## [AIM]
Please copy every line of the records below that holds the word "Durante".

## [PROVIDED DATA]
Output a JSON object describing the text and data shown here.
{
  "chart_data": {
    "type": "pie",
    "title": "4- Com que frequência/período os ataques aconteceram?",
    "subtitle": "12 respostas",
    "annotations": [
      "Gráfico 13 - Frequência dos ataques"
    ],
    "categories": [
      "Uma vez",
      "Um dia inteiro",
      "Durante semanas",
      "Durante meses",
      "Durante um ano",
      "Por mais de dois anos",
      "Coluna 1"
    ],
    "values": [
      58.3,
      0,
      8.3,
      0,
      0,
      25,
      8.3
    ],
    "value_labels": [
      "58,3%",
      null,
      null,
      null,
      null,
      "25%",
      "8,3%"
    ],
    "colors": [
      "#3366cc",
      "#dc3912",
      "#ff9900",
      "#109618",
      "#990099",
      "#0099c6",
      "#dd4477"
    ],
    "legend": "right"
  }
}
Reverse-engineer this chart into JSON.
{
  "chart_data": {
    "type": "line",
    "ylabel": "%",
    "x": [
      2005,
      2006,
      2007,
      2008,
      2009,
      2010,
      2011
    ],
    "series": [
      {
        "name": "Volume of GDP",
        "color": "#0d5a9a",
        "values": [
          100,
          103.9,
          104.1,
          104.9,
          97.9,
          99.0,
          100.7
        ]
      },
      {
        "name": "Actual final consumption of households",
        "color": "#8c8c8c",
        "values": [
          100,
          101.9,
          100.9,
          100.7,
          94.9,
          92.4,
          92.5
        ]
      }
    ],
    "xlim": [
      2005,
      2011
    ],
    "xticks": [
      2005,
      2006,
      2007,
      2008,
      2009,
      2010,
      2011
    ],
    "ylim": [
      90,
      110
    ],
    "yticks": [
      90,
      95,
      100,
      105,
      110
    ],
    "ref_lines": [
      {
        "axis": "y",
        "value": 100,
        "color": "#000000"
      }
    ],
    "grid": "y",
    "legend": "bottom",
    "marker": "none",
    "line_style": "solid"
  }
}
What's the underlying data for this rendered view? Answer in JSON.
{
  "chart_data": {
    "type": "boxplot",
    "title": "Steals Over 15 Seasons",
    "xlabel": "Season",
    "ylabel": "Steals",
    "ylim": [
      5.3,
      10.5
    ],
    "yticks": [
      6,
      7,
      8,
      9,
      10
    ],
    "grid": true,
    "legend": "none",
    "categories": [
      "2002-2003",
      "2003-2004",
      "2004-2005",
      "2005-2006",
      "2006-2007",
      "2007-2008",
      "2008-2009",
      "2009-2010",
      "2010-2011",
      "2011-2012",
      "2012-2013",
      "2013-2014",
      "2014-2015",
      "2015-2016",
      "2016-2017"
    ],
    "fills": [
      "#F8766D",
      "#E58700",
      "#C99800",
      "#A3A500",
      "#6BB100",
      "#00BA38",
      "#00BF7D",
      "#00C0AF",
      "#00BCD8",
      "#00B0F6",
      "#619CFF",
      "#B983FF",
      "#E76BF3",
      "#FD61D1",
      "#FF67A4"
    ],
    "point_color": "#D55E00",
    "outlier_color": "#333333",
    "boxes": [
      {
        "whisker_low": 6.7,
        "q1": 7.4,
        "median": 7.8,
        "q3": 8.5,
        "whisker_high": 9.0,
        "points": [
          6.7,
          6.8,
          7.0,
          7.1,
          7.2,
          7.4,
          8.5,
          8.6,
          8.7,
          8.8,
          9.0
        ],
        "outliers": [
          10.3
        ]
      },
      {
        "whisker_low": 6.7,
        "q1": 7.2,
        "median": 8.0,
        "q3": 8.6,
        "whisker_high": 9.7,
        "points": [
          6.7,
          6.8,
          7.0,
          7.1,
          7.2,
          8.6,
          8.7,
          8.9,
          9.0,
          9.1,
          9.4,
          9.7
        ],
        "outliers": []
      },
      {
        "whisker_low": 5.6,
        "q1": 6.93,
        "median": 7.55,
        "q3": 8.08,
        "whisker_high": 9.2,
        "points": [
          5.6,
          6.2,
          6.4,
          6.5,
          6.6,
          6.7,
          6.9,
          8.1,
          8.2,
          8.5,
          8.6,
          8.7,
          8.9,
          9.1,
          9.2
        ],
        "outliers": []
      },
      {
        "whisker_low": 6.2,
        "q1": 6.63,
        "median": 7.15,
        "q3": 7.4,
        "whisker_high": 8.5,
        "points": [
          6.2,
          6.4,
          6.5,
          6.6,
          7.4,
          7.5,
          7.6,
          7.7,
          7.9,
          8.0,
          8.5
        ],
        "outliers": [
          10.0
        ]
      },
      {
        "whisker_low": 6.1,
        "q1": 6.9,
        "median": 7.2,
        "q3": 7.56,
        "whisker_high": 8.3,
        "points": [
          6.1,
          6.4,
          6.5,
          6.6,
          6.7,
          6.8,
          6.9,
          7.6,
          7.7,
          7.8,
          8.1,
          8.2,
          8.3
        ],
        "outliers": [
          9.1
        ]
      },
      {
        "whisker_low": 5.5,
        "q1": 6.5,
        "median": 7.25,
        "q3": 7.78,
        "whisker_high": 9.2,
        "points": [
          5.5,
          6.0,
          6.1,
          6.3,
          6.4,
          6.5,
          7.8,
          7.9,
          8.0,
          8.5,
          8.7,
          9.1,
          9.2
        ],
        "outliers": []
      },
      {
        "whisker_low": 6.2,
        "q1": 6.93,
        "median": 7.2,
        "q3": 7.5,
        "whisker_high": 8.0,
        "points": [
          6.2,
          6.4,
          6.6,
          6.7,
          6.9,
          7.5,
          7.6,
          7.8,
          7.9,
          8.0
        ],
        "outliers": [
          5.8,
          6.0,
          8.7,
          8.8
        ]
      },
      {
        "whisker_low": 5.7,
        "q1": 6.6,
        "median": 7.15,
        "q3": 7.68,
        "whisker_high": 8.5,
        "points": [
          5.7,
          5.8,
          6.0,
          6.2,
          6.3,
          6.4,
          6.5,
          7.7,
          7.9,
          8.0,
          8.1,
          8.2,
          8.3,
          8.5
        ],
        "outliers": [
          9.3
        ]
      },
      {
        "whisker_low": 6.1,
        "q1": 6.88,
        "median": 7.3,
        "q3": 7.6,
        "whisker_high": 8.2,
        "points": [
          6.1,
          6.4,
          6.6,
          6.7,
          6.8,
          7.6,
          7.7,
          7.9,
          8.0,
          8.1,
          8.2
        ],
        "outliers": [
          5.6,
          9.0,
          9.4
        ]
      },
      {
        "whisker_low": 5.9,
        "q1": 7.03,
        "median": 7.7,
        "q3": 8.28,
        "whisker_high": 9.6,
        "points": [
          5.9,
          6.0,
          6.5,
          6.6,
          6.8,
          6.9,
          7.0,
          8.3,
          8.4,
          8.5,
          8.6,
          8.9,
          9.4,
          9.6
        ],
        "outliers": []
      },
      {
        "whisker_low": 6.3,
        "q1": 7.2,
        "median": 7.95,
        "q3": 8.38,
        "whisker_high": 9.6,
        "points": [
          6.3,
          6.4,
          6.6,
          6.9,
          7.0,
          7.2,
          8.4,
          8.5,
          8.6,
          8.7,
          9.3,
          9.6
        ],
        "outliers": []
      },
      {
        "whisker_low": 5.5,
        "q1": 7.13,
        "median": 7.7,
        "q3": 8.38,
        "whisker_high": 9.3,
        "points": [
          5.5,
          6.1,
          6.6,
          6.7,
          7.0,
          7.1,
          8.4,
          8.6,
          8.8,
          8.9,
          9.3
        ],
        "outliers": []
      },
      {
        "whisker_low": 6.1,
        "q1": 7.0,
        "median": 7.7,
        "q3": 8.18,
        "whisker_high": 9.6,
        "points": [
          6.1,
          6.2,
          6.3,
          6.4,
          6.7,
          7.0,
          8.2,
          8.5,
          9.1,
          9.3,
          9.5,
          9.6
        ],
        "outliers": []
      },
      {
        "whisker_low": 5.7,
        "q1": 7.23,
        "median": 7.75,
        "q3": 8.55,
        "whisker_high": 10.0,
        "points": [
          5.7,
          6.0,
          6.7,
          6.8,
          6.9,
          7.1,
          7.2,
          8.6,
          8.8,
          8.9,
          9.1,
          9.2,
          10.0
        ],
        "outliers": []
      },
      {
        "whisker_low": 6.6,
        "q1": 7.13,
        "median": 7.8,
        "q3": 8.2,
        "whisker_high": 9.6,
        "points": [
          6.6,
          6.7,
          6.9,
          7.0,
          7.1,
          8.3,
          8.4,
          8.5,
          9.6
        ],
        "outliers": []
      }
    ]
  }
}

## [SOLUTION FOR THIS PROBLEM]
      "Durante semanas",
      "Durante meses",
      "Durante um ano",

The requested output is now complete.